## EXERCISE DIRECTIONS
Write out the whole of the material exactly.
──────
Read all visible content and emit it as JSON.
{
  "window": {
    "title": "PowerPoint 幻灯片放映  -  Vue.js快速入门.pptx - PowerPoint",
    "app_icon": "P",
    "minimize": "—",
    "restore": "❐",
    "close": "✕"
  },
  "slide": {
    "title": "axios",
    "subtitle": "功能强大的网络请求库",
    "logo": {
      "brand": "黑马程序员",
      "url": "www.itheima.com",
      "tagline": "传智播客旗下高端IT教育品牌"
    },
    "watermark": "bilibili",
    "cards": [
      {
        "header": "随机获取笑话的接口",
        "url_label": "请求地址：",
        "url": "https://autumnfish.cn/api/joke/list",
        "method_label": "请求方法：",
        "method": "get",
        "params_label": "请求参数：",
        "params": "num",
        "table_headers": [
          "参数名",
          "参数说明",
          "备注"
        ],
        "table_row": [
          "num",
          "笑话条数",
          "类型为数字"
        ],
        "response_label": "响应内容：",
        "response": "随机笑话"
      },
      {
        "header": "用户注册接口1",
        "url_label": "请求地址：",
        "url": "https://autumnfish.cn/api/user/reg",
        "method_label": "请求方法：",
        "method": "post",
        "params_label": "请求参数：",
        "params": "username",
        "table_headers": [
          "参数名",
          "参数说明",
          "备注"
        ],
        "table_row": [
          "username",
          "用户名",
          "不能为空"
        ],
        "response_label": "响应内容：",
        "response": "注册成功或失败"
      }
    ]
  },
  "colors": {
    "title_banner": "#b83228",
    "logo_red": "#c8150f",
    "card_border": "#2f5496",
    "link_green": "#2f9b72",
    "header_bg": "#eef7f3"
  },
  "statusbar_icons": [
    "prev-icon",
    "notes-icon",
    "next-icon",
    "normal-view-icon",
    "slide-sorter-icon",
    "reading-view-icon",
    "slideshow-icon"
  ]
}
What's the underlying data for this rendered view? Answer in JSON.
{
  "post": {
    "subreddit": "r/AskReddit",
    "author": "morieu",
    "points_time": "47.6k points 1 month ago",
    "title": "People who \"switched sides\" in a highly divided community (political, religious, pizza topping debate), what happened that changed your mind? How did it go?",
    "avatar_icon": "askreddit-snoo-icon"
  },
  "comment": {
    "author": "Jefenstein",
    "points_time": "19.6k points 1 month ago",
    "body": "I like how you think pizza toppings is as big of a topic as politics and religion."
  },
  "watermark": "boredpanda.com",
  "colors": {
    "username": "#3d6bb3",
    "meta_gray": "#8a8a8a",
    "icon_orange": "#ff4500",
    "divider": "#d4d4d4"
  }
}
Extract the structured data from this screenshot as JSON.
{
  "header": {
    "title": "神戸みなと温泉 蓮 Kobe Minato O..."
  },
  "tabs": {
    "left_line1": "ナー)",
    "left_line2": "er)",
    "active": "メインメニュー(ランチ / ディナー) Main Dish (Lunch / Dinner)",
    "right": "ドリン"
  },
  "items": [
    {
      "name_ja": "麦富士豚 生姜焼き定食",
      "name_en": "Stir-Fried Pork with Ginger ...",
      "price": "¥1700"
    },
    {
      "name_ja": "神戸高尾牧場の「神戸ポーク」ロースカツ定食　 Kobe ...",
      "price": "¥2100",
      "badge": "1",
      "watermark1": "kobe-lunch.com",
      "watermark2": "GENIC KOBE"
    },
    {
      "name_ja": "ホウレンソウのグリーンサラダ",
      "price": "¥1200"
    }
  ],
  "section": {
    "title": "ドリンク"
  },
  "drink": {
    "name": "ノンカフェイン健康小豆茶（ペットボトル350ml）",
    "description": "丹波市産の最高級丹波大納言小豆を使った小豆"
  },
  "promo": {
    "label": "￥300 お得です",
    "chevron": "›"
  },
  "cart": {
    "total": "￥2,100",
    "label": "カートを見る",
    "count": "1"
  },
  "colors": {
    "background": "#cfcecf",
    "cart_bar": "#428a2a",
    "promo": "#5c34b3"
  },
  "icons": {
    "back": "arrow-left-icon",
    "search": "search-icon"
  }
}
──────
## RESPONSE
Read all visible content and emit it as JSON.
{
  "window": {
    "title": "PowerPoint 幻灯片放映  -  Vue.js快速入门.pptx - PowerPoint",
    "app_icon": "P",
    "minimize": "—",
    "restore": "❐",
    "close": "✕"
  },
  "slide": {
    "title": "axios",
    "subtitle": "功能强大的网络请求库",
    "logo": {
      "brand": "黑马程序员",
      "url": "www.itheima.com",
      "tagline": "传智播客旗下高端IT教育品牌"
    },
    "watermark": "bilibili",
    "cards": [
      {
        "header": "随机获取笑话的接口",
        "url_label": "请求地址：",
        "url": "https://autumnfish.cn/api/joke/list",
        "method_label": "请求方法：",
        "method": "get",
        "params_label": "请求参数：",
        "params": "num",
        "table_headers": [
          "参数名",
          "参数说明",
          "备注"
        ],
        "table_row": [
          "num",
          "笑话条数",
          "类型为数字"
        ],
        "response_label": "响应内容：",
        "response": "随机笑话"
      },
      {
        "header": "用户注册接口1",
        "url_label": "请求地址：",
        "url": "https://autumnfish.cn/api/user/reg",
        "method_label": "请求方法：",
        "method": "post",
        "params_label": "请求参数：",
        "params": "username",
        "table_headers": [
          "参数名",
          "参数说明",
          "备注"
        ],
        "table_row": [
          "username",
          "用户名",
          "不能为空"
        ],
        "response_label": "响应内容：",
        "response": "注册成功或失败"
      }
    ]
  },
  "colors": {
    "title_banner": "#b83228",
    "logo_red": "#c8150f",
    "card_border": "#2f5496",
    "link_green": "#2f9b72",
    "header_bg": "#eef7f3"
  },
  "statusbar_icons": [
    "prev-icon",
    "notes-icon",
    "next-icon",
    "normal-view-icon",
    "slide-sorter-icon",
    "reading-view-icon",
    "slideshow-icon"
  ]
}
What's the underlying data for this rendered view? Answer in JSON.
{
  "post": {
    "subreddit": "r/AskReddit",
    "author": "morieu",
    "points_time": "47.6k points 1 month ago",
    "title": "People who \"switched sides\" in a highly divided community (political, religious, pizza topping debate), what happened that changed your mind? How did it go?",
    "avatar_icon": "askreddit-snoo-icon"
  },
  "comment": {
    "author": "Jefenstein",
    "points_time": "19.6k points 1 month ago",
    "body": "I like how you think pizza toppings is as big of a topic as politics and religion."
  },
  "watermark": "boredpanda.com",
  "colors": {
    "username": "#3d6bb3",
    "meta_gray": "#8a8a8a",
    "icon_orange": "#ff4500",
    "divider": "#d4d4d4"
  }
}
Extract the structured data from this screenshot as JSON.
{
  "header": {
    "title": "神戸みなと温泉 蓮 Kobe Minato O..."
  },
  "tabs": {
    "left_line1": "ナー)",
    "left_line2": "er)",
    "active": "メインメニュー(ランチ / ディナー) Main Dish (Lunch / Dinner)",
    "right": "ドリン"
  },
  "items": [
    {
      "name_ja": "麦富士豚 生姜焼き定食",
      "name_en": "Stir-Fried Pork with Ginger ...",
      "price": "¥1700"
    },
    {
      "name_ja": "神戸高尾牧場の「神戸ポーク」ロースカツ定食　 Kobe ...",
      "price": "¥2100",
      "badge": "1",
      "watermark1": "kobe-lunch.com",
      "watermark2": "GENIC KOBE"
    },
    {
      "name_ja": "ホウレンソウのグリーンサラダ",
      "price": "¥1200"
    }
  ],
  "section": {
    "title": "ドリンク"
  },
  "drink": {
    "name": "ノンカフェイン健康小豆茶（ペットボトル350ml）",
    "description": "丹波市産の最高級丹波大納言小豆を使った小豆"
  },
  "promo": {
    "label": "￥300 お得です",
    "chevron": "›"
  },
  "cart": {
    "total": "￥2,100",
    "label": "カートを見る",
    "count": "1"
  },
  "colors": {
    "background": "#cfcecf",
    "cart_bar": "#428a2a",
    "promo": "#5c34b3"
  },
  "icons": {
    "back": "arrow-left-icon",
    "search": "search-icon"
  }
}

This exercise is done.